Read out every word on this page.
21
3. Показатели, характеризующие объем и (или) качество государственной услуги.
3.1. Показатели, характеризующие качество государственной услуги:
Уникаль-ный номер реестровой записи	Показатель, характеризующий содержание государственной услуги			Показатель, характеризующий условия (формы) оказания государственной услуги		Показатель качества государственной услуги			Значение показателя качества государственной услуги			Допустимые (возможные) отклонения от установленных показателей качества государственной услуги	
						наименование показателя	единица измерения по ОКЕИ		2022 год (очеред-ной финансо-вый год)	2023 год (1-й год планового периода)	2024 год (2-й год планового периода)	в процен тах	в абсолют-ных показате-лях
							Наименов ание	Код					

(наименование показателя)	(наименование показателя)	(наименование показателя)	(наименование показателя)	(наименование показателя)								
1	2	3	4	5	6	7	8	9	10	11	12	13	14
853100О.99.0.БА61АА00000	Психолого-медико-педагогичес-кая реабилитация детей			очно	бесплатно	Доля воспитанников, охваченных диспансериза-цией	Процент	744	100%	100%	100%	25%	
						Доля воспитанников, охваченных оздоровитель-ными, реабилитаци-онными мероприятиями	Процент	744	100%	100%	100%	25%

◆ ◆ ◆ ◆ ◆ ◆ ◆

Stated problem - Set down the material above again, word for word.

Solution for this problem -
Read out every word on this page.
21
3. Показатели, характеризующие объем и (или) качество государственной услуги.
3.1. Показатели, характеризующие качество государственной услуги:
Уникаль-ный номер реестровой записи	Показатель, характеризующий содержание государственной услуги			Показатель, характеризующий условия (формы) оказания государственной услуги		Показатель качества государственной услуги			Значение показателя качества государственной услуги			Допустимые (возможные) отклонения от установленных показателей качества государственной услуги	
						наименование показателя	единица измерения по ОКЕИ		2022 год (очеред-ной финансо-вый год)	2023 год (1-й год планового периода)	2024 год (2-й год планового периода)	в процен тах	в абсолют-ных показате-лях
							Наименов ание	Код					

(наименование показателя)	(наименование показателя)	(наименование показателя)	(наименование показателя)	(наименование показателя)								
1	2	3	4	5	6	7	8	9	10	11	12	13	14
853100О.99.0.БА61АА00000	Психолого-медико-педагогичес-кая реабилитация детей			очно	бесплатно	Доля воспитанников, охваченных диспансериза-цией	Процент	744	100%	100%	100%	25%	
						Доля воспитанников, охваченных оздоровитель-ными, реабилитаци-онными мероприятиями	Процент	744	100%	100%	100%	25%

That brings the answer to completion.